======== Data provided

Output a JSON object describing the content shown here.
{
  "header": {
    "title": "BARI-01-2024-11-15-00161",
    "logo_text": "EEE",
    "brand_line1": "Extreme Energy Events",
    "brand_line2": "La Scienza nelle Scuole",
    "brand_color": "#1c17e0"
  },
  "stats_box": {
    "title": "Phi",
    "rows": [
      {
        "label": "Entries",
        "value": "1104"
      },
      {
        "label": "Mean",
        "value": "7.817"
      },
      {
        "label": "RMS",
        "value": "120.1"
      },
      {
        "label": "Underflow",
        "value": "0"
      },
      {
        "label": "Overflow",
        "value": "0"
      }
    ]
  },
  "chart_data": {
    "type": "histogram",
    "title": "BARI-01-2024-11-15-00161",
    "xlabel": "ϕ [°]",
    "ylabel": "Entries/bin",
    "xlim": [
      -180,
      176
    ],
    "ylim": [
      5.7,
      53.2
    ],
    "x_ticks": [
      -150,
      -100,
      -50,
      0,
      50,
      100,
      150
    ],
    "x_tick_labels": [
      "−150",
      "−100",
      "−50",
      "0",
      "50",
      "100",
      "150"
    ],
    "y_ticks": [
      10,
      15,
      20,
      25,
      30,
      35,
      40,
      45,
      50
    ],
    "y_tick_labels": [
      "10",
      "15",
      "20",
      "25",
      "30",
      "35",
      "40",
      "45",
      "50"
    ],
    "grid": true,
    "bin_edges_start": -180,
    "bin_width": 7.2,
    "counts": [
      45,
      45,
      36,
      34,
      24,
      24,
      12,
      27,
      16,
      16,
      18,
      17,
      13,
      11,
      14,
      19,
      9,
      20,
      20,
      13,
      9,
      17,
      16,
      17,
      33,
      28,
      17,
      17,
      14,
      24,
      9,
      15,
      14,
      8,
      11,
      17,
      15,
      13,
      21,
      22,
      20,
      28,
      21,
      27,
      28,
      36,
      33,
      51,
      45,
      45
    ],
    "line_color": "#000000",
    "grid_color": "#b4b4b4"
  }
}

================

◆ Given problem:
Every record above should be copied exactly.

◆ Correct result:
Output a JSON object describing the content shown here.
{
  "header": {
    "title": "BARI-01-2024-11-15-00161",
    "logo_text": "EEE",
    "brand_line1": "Extreme Energy Events",
    "brand_line2": "La Scienza nelle Scuole",
    "brand_color": "#1c17e0"
  },
  "stats_box": {
    "title": "Phi",
    "rows": [
      {
        "label": "Entries",
        "value": "1104"
      },
      {
        "label": "Mean",
        "value": "7.817"
      },
      {
        "label": "RMS",
        "value": "120.1"
      },
      {
        "label": "Underflow",
        "value": "0"
      },
      {
        "label": "Overflow",
        "value": "0"
      }
    ]
  },
  "chart_data": {
    "type": "histogram",
    "title": "BARI-01-2024-11-15-00161",
    "xlabel": "ϕ [°]",
    "ylabel": "Entries/bin",
    "xlim": [
      -180,
      176
    ],
    "ylim": [
      5.7,
      53.2
    ],
    "x_ticks": [
      -150,
      -100,
      -50,
      0,
      50,
      100,
      150
    ],
    "x_tick_labels": [
      "−150",
      "−100",
      "−50",
      "0",
      "50",
      "100",
      "150"
    ],
    "y_ticks": [
      10,
      15,
      20,
      25,
      30,
      35,
      40,
      45,
      50
    ],
    "y_tick_labels": [
      "10",
      "15",
      "20",
      "25",
      "30",
      "35",
      "40",
      "45",
      "50"
    ],
    "grid": true,
    "bin_edges_start": -180,
    "bin_width": 7.2,
    "counts": [
      45,
      45,
      36,
      34,
      24,
      24,
      12,
      27,
      16,
      16,
      18,
      17,
      13,
      11,
      14,
      19,
      9,
      20,
      20,
      13,
      9,
      17,
      16,
      17,
      33,
      28,
      17,
      17,
      14,
      24,
      9,
      15,
      14,
      8,
      11,
      17,
      15,
      13,
      21,
      22,
      20,
      28,
      21,
      27,
      28,
      36,
      33,
      51,
      45,
      45
    ],
    "line_color": "#000000",
    "grid_color": "#b4b4b4"
  }
}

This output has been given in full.